[Stated task]:
Your task is to locate every line holding the string "Tietoturvallisuuden" and to copy each of them.

BEGIN Data supplied

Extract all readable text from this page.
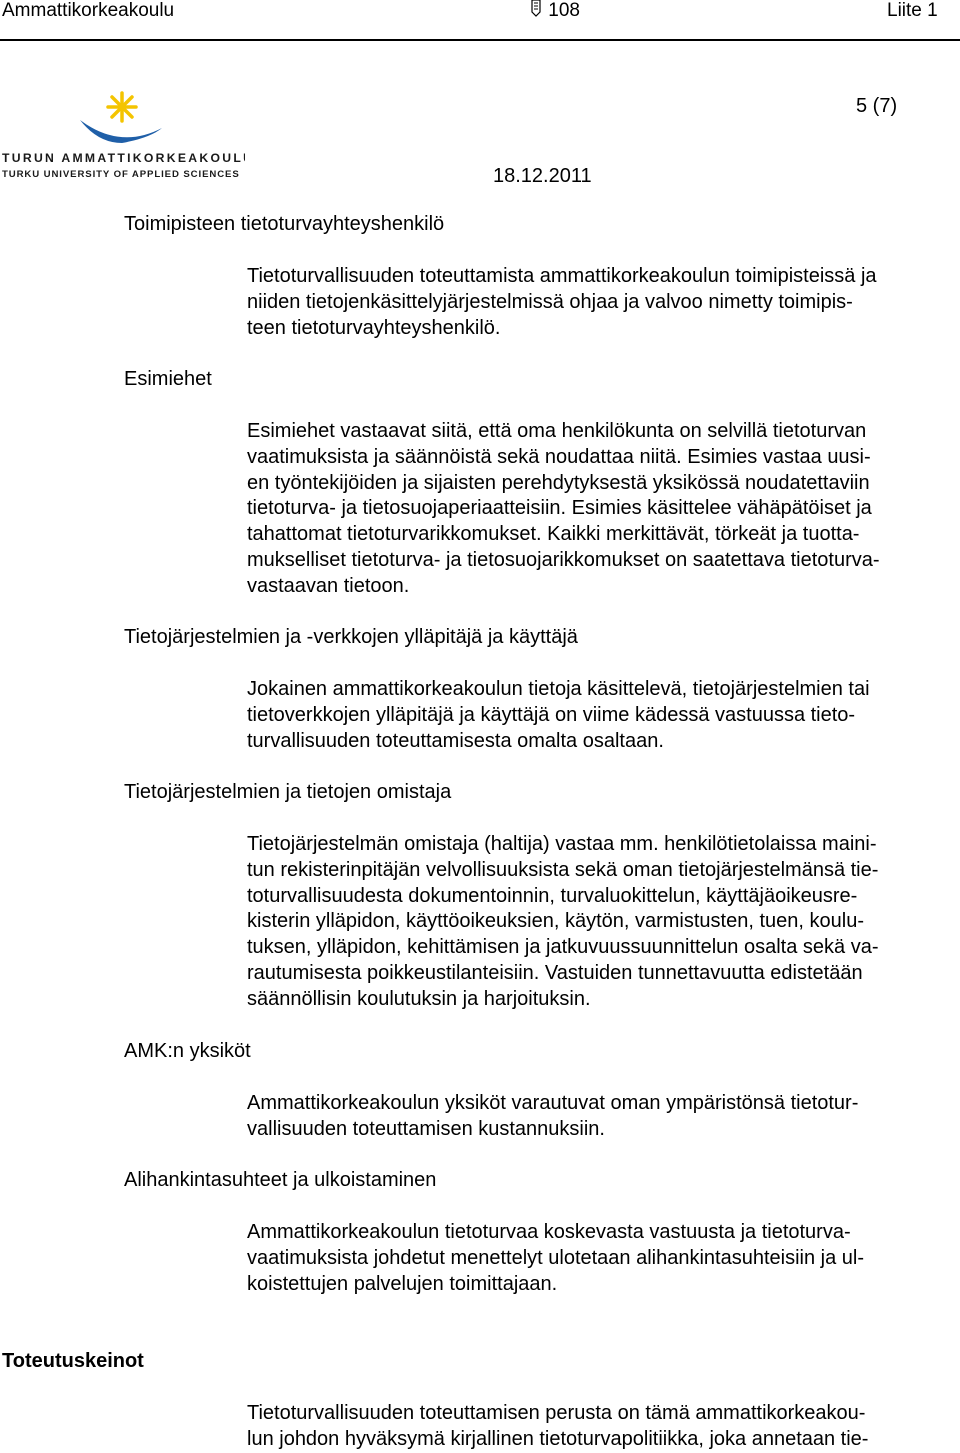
Ammattikorkeakoulu	108	Liite 1
TURUN AMMATTIKORKEAKOULU
TURKU UNIVERSITY OF APPLIED SCIENCES
5 (7)
18.12.2011
Toimipisteen tietoturvayhteyshenkilö
Esimiehet
Tietojärjestelmien ja -verkkojen ylläpitäjä ja käyttäjä
Tietojärjestelmien ja tietojen omistaja
AMK:n yksiköt
Alihankintasuhteet ja ulkoistaminen
Toteutuskeinot
Tietoturvallisuuden toteuttamista ammattikorkeakoulun toimipisteissä ja
niiden tietojenkäsittelyjärjestelmissä ohjaa ja valvoo nimetty toimipis-
teen tietoturvayhteyshenkilö.
Esimiehet vastaavat siitä, että oma henkilökunta on selvillä tietoturvan
vaatimuksista ja säännöistä sekä noudattaa niitä. Esimies vastaa uusi-
en työntekijöiden ja sijaisten perehdytyksestä yksikössä noudatettaviin
tietoturva- ja tietosuojaperiaatteisiin. Esimies käsittelee vähäpätöiset ja
tahattomat tietoturvarikkomukset. Kaikki merkittävät, törkeät ja tuotta-
mukselliset tietoturva- ja tietosuojarikkomukset on saatettava tietoturva-
vastaavan tietoon.
Jokainen ammattikorkeakoulun tietoja käsittelevä, tietojärjestelmien tai
tietoverkkojen ylläpitäjä ja käyttäjä on viime kädessä vastuussa tieto-
turvallisuuden toteuttamisesta omalta osaltaan.
Tietojärjestelmän omistaja (haltija) vastaa mm. henkilötietolaissa maini-
tun rekisterinpitäjän velvollisuuksista sekä oman tietojärjestelmänsä tie-
toturvallisuudesta dokumentoinnin, turvaluokittelun, käyttäjäoikeusre-
kisterin ylläpidon, käyttöoikeuksien, käytön, varmistusten, tuen, koulu-
tuksen, ylläpidon, kehittämisen ja jatkuvuussuunnittelun osalta sekä va-
rautumisesta poikkeustilanteisiin. Vastuiden tunnettavuutta edistetään
säännöllisin koulutuksin ja harjoituksin.
Ammattikorkeakoulun yksiköt varautuvat oman ympäristönsä tietotur-
vallisuuden toteuttamisen kustannuksiin.
Ammattikorkeakoulun tietoturvaa koskevasta vastuusta ja tietoturva-
vaatimuksista johdetut menettelyt ulotetaan alihankintasuhteisiin ja ul-
koistettujen palvelujen toimittajaan.
Tietoturvallisuuden toteuttamisen perusta on tämä ammattikorkeakou-
lun johdon hyväksymä kirjallinen tietoturvapolitiikka, joka annetaan tie-
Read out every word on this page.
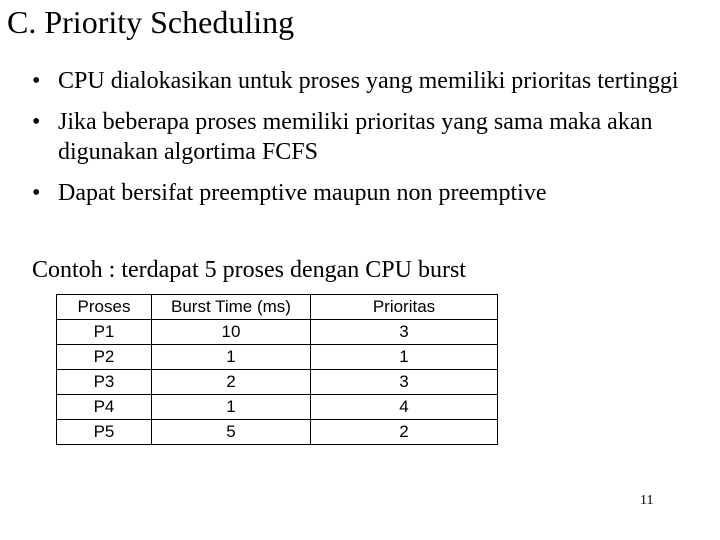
C. Priority Scheduling
• CPU dialokasikan untuk proses yang memiliki prioritas tertinggi
• Jika beberapa proses memiliki prioritas yang sama maka akan digunakan algortima FCFS
• Dapat bersifat preemptive maupun non preemptive
Contoh : terdapat 5 proses dengan CPU burst
Proses	Burst Time (ms)	Prioritas
P1	10	3
P2	1	1
P3	2	3
P4	1	4
P5	5	2
11
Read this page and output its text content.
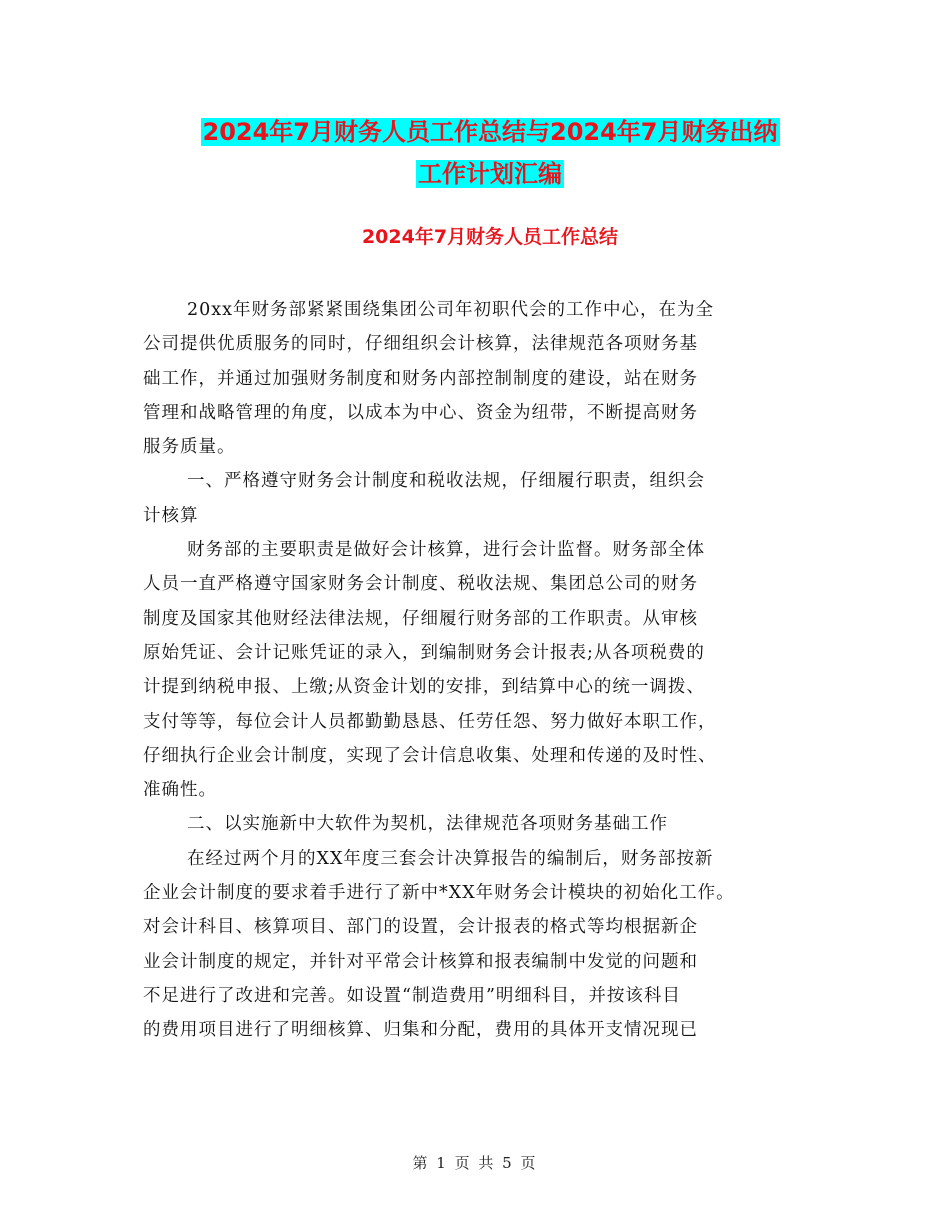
2024年7月财务人员工作总结与2024年7月财务出纳
工作计划汇编
2024年7月财务人员工作总结
20xx年财务部紧紧围绕集团公司年初职代会的工作中心，在为全
公司提供优质服务的同时，仔细组织会计核算，法律规范各项财务基
础工作，并通过加强财务制度和财务内部控制制度的建设，站在财务
管理和战略管理的角度，以成本为中心、资金为纽带，不断提高财务
服务质量。
一、严格遵守财务会计制度和税收法规，仔细履行职责，组织会
计核算
财务部的主要职责是做好会计核算，进行会计监督。财务部全体
人员一直严格遵守国家财务会计制度、税收法规、集团总公司的财务
制度及国家其他财经法律法规，仔细履行财务部的工作职责。从审核
原始凭证、会计记账凭证的录入，到编制财务会计报表;从各项税费的
计提到纳税申报、上缴;从资金计划的安排，到结算中心的统一调拨、
支付等等，每位会计人员都勤勤恳恳、任劳任怨、努力做好本职工作，
仔细执行企业会计制度，实现了会计信息收集、处理和传递的及时性、
准确性。
二、以实施新中大软件为契机，法律规范各项财务基础工作
在经过两个月的XX年度三套会计决算报告的编制后，财务部按新
企业会计制度的要求着手进行了新中*XX年财务会计模块的初始化工作。
对会计科目、核算项目、部门的设置，会计报表的格式等均根据新企
业会计制度的规定，并针对平常会计核算和报表编制中发觉的问题和
不足进行了改进和完善。如设置“制造费用”明细科目，并按该科目
的费用项目进行了明细核算、归集和分配，费用的具体开支情况现已
第 1 页 共 5 页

END Data supplied

[Reply to the exercise]:
Tietoturvallisuuden toteuttamista ammattikorkeakoulun toimipisteissä ja
Tietoturvallisuuden toteuttamisen perusta on tämä ammattikorkeakou-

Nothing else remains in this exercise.